[Stored records]
————————

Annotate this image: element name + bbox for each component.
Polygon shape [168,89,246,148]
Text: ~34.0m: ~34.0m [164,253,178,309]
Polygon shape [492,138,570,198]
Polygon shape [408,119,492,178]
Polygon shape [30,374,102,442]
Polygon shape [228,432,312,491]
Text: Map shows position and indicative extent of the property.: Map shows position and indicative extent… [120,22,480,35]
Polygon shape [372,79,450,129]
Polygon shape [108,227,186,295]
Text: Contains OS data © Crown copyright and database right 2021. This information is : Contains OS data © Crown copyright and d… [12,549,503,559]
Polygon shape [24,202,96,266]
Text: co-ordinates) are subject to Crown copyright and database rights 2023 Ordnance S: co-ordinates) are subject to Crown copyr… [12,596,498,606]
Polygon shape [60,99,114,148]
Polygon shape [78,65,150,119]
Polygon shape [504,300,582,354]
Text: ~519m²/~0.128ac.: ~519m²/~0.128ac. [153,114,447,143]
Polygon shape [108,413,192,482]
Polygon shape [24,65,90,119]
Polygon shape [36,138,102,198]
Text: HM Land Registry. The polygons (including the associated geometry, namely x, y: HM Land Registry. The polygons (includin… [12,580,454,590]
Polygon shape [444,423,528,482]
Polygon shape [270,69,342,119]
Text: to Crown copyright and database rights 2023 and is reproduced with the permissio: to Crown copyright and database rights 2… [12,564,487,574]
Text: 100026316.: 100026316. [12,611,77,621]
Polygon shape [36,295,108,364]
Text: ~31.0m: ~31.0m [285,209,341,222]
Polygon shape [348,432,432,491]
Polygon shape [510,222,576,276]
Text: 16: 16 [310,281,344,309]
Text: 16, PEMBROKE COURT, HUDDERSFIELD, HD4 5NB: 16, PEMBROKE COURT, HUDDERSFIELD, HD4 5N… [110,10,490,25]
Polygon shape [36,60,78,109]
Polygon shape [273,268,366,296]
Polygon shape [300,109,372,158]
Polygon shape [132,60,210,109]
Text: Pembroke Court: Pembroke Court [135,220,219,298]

————————

◆ Task description
Duplicate every line of the data above verbatim, from the first to the last.

◆ Output for this task
Annotate this image: element name + bbox for each component.
Polygon shape [168,89,246,148]
Text: ~34.0m: ~34.0m [164,253,178,309]
Polygon shape [492,138,570,198]
Polygon shape [408,119,492,178]
Polygon shape [30,374,102,442]
Polygon shape [228,432,312,491]
Text: Map shows position and indicative extent of the property.: Map shows position and indicative extent… [120,22,480,35]
Polygon shape [372,79,450,129]
Polygon shape [108,227,186,295]
Text: Contains OS data © Crown copyright and database right 2021. This information is : Contains OS data © Crown copyright and d… [12,549,503,559]
Polygon shape [24,202,96,266]
Text: co-ordinates) are subject to Crown copyright and database rights 2023 Ordnance S: co-ordinates) are subject to Crown copyr… [12,596,498,606]
Polygon shape [60,99,114,148]
Polygon shape [78,65,150,119]
Polygon shape [504,300,582,354]
Text: ~519m²/~0.128ac.: ~519m²/~0.128ac. [153,114,447,143]
Polygon shape [108,413,192,482]
Polygon shape [24,65,90,119]
Polygon shape [36,138,102,198]
Text: HM Land Registry. The polygons (including the associated geometry, namely x, y: HM Land Registry. The polygons (includin… [12,580,454,590]
Polygon shape [444,423,528,482]
Polygon shape [270,69,342,119]
Text: to Crown copyright and database rights 2023 and is reproduced with the permissio: to Crown copyright and database rights 2… [12,564,487,574]
Text: 100026316.: 100026316. [12,611,77,621]
Polygon shape [36,295,108,364]
Text: ~31.0m: ~31.0m [285,209,341,222]
Polygon shape [348,432,432,491]
Polygon shape [510,222,576,276]
Text: 16: 16 [310,281,344,309]
Text: 16, PEMBROKE COURT, HUDDERSFIELD, HD4 5NB: 16, PEMBROKE COURT, HUDDERSFIELD, HD4 5N… [110,10,490,25]
Polygon shape [36,60,78,109]
Polygon shape [273,268,366,296]
Polygon shape [300,109,372,158]
Polygon shape [132,60,210,109]
Text: Pembroke Court: Pembroke Court [135,220,219,298]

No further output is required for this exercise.